Stored entries:

_ _ _ _ _ _ _

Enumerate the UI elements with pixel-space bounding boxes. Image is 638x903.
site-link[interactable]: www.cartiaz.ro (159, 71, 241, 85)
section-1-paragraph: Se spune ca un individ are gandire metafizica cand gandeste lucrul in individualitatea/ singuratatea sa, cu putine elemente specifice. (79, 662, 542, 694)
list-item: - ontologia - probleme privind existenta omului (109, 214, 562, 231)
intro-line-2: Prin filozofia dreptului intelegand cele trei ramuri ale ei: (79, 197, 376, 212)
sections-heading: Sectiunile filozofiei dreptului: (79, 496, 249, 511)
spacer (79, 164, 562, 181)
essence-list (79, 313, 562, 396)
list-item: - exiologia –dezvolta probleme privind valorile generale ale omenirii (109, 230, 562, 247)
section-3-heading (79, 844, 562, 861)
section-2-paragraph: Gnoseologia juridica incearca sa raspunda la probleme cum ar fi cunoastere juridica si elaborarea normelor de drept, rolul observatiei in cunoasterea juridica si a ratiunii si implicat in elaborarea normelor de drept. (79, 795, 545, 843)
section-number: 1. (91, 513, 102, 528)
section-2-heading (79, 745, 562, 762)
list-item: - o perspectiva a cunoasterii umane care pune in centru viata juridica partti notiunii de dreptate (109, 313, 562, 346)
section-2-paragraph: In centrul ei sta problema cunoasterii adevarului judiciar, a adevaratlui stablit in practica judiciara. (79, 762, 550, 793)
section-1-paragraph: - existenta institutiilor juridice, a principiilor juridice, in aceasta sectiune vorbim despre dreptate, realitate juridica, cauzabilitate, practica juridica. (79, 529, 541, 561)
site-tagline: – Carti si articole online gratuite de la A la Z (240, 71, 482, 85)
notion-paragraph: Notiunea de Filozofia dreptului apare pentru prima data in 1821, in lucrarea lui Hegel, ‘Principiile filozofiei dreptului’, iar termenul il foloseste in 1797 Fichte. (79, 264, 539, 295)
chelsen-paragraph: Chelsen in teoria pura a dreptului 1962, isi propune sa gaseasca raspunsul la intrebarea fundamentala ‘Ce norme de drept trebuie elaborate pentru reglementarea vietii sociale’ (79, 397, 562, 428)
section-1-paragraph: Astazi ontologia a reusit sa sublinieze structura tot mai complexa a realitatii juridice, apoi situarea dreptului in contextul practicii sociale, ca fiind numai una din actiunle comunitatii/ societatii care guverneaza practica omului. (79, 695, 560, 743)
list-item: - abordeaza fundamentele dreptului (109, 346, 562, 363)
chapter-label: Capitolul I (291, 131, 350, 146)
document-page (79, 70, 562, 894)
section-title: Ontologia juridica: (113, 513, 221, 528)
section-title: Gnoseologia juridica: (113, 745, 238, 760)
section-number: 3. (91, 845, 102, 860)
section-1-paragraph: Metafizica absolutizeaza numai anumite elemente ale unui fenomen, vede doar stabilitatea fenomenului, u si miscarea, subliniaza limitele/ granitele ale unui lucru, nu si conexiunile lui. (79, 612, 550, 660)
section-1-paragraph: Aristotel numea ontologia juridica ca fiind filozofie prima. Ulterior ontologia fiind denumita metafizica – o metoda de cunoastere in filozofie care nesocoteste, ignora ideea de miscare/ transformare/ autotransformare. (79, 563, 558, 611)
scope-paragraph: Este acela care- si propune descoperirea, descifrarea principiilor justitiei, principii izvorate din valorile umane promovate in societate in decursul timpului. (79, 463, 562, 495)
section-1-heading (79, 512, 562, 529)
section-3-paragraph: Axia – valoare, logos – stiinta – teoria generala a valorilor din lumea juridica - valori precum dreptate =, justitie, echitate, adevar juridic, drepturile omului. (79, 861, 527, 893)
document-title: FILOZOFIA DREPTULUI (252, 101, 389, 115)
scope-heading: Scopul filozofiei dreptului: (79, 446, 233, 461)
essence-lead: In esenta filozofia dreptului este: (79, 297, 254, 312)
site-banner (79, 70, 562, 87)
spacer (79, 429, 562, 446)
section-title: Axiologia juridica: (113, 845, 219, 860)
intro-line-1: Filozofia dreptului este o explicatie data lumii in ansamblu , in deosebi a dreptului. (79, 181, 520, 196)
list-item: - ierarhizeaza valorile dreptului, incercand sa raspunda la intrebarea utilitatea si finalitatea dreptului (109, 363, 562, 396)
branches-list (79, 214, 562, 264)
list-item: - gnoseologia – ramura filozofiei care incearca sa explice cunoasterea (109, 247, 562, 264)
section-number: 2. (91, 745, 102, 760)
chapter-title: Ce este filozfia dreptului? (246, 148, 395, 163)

_ _ _ _ _ _ _

• OBJECTIVE
Copy out every line of the items above word for word, changing nothing.

• COMPLETED TASK
Enumerate the UI elements with pixel-space bounding boxes. Image is 638x903.
site-link[interactable]: www.cartiaz.ro (159, 71, 241, 85)
section-1-paragraph: Se spune ca un individ are gandire metafizica cand gandeste lucrul in individualitatea/ singuratatea sa, cu putine elemente specifice. (79, 662, 542, 694)
list-item: - ontologia - probleme privind existenta omului (109, 214, 562, 231)
intro-line-2: Prin filozofia dreptului intelegand cele trei ramuri ale ei: (79, 197, 376, 212)
sections-heading: Sectiunile filozofiei dreptului: (79, 496, 249, 511)
spacer (79, 164, 562, 181)
essence-list (79, 313, 562, 396)
list-item: - exiologia –dezvolta probleme privind valorile generale ale omenirii (109, 230, 562, 247)
section-3-heading (79, 844, 562, 861)
section-2-paragraph: Gnoseologia juridica incearca sa raspunda la probleme cum ar fi cunoastere juridica si elaborarea normelor de drept, rolul observatiei in cunoasterea juridica si a ratiunii si implicat in elaborarea normelor de drept. (79, 795, 545, 843)
section-number: 1. (91, 513, 102, 528)
section-2-heading (79, 745, 562, 762)
list-item: - o perspectiva a cunoasterii umane care pune in centru viata juridica partti notiunii de dreptate (109, 313, 562, 346)
section-2-paragraph: In centrul ei sta problema cunoasterii adevarului judiciar, a adevaratlui stablit in practica judiciara. (79, 762, 550, 793)
section-1-paragraph: - existenta institutiilor juridice, a principiilor juridice, in aceasta sectiune vorbim despre dreptate, realitate juridica, cauzabilitate, practica juridica. (79, 529, 541, 561)
site-tagline: – Carti si articole online gratuite de la A la Z (240, 71, 482, 85)
notion-paragraph: Notiunea de Filozofia dreptului apare pentru prima data in 1821, in lucrarea lui Hegel, ‘Principiile filozofiei dreptului’, iar termenul il foloseste in 1797 Fichte. (79, 264, 539, 295)
chelsen-paragraph: Chelsen in teoria pura a dreptului 1962, isi propune sa gaseasca raspunsul la intrebarea fundamentala ‘Ce norme de drept trebuie elaborate pentru reglementarea vietii sociale’ (79, 397, 562, 428)
section-1-paragraph: Astazi ontologia a reusit sa sublinieze structura tot mai complexa a realitatii juridice, apoi situarea dreptului in contextul practicii sociale, ca fiind numai una din actiunle comunitatii/ societatii care guverneaza practica omului. (79, 695, 560, 743)
list-item: - abordeaza fundamentele dreptului (109, 346, 562, 363)
chapter-label: Capitolul I (291, 131, 350, 146)
document-page (79, 70, 562, 894)
section-title: Ontologia juridica: (113, 513, 221, 528)
section-title: Gnoseologia juridica: (113, 745, 238, 760)
section-number: 3. (91, 845, 102, 860)
section-1-paragraph: Metafizica absolutizeaza numai anumite elemente ale unui fenomen, vede doar stabilitatea fenomenului, u si miscarea, subliniaza limitele/ granitele ale unui lucru, nu si conexiunile lui. (79, 612, 550, 660)
section-1-paragraph: Aristotel numea ontologia juridica ca fiind filozofie prima. Ulterior ontologia fiind denumita metafizica – o metoda de cunoastere in filozofie care nesocoteste, ignora ideea de miscare/ transformare/ autotransformare. (79, 563, 558, 611)
scope-paragraph: Este acela care- si propune descoperirea, descifrarea principiilor justitiei, principii izvorate din valorile umane promovate in societate in decursul timpului. (79, 463, 562, 495)
section-1-heading (79, 512, 562, 529)
section-3-paragraph: Axia – valoare, logos – stiinta – teoria generala a valorilor din lumea juridica - valori precum dreptate =, justitie, echitate, adevar juridic, drepturile omului. (79, 861, 527, 893)
document-title: FILOZOFIA DREPTULUI (252, 101, 389, 115)
scope-heading: Scopul filozofiei dreptului: (79, 446, 233, 461)
essence-lead: In esenta filozofia dreptului este: (79, 297, 254, 312)
site-banner (79, 70, 562, 87)
spacer (79, 429, 562, 446)
section-title: Axiologia juridica: (113, 845, 219, 860)
intro-line-1: Filozofia dreptului este o explicatie data lumii in ansamblu , in deosebi a dreptului. (79, 181, 520, 196)
list-item: - ierarhizeaza valorile dreptului, incercand sa raspunda la intrebarea utilitatea si finalitatea dreptului (109, 363, 562, 396)
branches-list (79, 214, 562, 264)
list-item: - gnoseologia – ramura filozofiei care incearca sa explice cunoasterea (109, 247, 562, 264)
section-number: 2. (91, 745, 102, 760)
chapter-title: Ce este filozfia dreptului? (246, 148, 395, 163)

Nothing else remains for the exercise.